### Working data

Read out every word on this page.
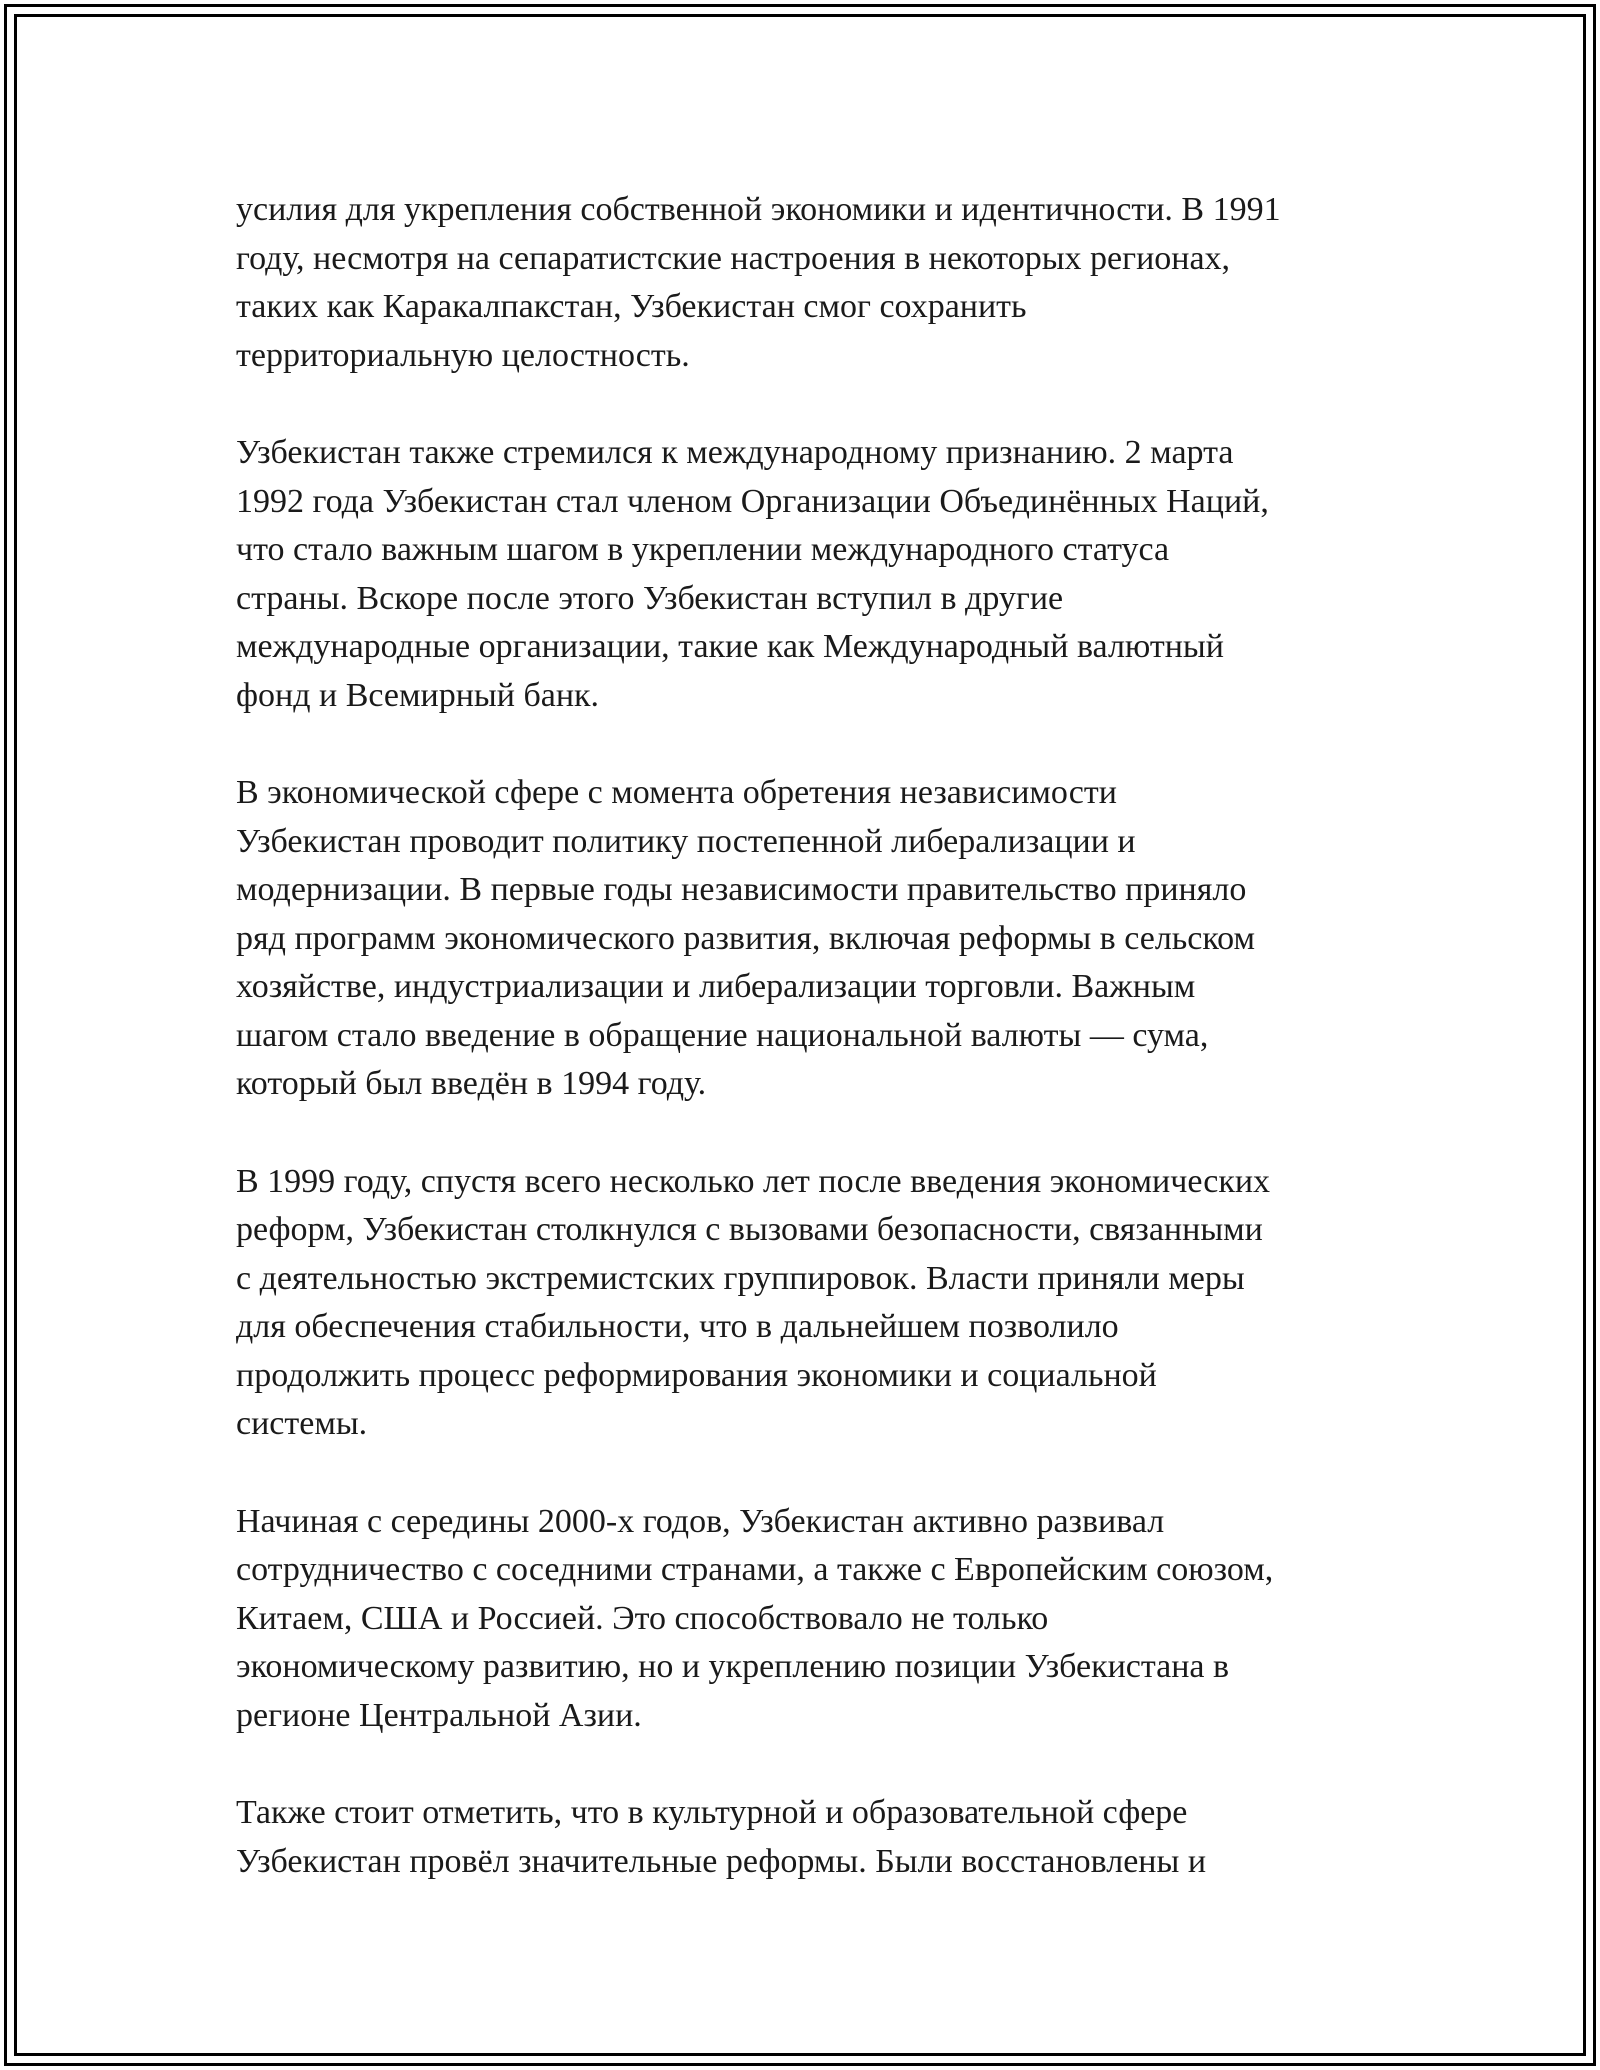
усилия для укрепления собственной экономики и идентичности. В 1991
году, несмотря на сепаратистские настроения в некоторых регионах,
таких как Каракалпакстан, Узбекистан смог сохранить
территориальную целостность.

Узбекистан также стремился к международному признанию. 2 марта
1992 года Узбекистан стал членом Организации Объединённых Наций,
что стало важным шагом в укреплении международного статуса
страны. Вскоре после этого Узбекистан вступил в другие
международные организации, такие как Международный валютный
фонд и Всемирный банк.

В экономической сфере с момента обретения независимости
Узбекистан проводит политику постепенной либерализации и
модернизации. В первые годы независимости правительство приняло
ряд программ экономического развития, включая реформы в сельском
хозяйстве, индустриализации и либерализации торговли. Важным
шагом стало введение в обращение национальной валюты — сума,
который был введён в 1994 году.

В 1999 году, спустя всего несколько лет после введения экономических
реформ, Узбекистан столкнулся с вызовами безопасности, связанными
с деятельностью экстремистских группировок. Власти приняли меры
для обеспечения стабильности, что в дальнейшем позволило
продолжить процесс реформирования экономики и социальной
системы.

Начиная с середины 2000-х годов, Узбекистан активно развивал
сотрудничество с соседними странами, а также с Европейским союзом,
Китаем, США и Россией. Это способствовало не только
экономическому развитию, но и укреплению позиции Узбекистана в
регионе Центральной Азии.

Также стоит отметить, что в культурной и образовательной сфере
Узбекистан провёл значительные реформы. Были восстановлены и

### Required task
Quote every record above exactly, leaving out the pictures.

### The reply
Read out every word on this page.
усилия для укрепления собственной экономики и идентичности. В 1991
году, несмотря на сепаратистские настроения в некоторых регионах,
таких как Каракалпакстан, Узбекистан смог сохранить
территориальную целостность.

Узбекистан также стремился к международному признанию. 2 марта
1992 года Узбекистан стал членом Организации Объединённых Наций,
что стало важным шагом в укреплении международного статуса
страны. Вскоре после этого Узбекистан вступил в другие
международные организации, такие как Международный валютный
фонд и Всемирный банк.

В экономической сфере с момента обретения независимости
Узбекистан проводит политику постепенной либерализации и
модернизации. В первые годы независимости правительство приняло
ряд программ экономического развития, включая реформы в сельском
хозяйстве, индустриализации и либерализации торговли. Важным
шагом стало введение в обращение национальной валюты — сума,
который был введён в 1994 году.

В 1999 году, спустя всего несколько лет после введения экономических
реформ, Узбекистан столкнулся с вызовами безопасности, связанными
с деятельностью экстремистских группировок. Власти приняли меры
для обеспечения стабильности, что в дальнейшем позволило
продолжить процесс реформирования экономики и социальной
системы.

Начиная с середины 2000-х годов, Узбекистан активно развивал
сотрудничество с соседними странами, а также с Европейским союзом,
Китаем, США и Россией. Это способствовало не только
экономическому развитию, но и укреплению позиции Узбекистана в
регионе Центральной Азии.

Также стоит отметить, что в культурной и образовательной сфере
Узбекистан провёл значительные реформы. Были восстановлены и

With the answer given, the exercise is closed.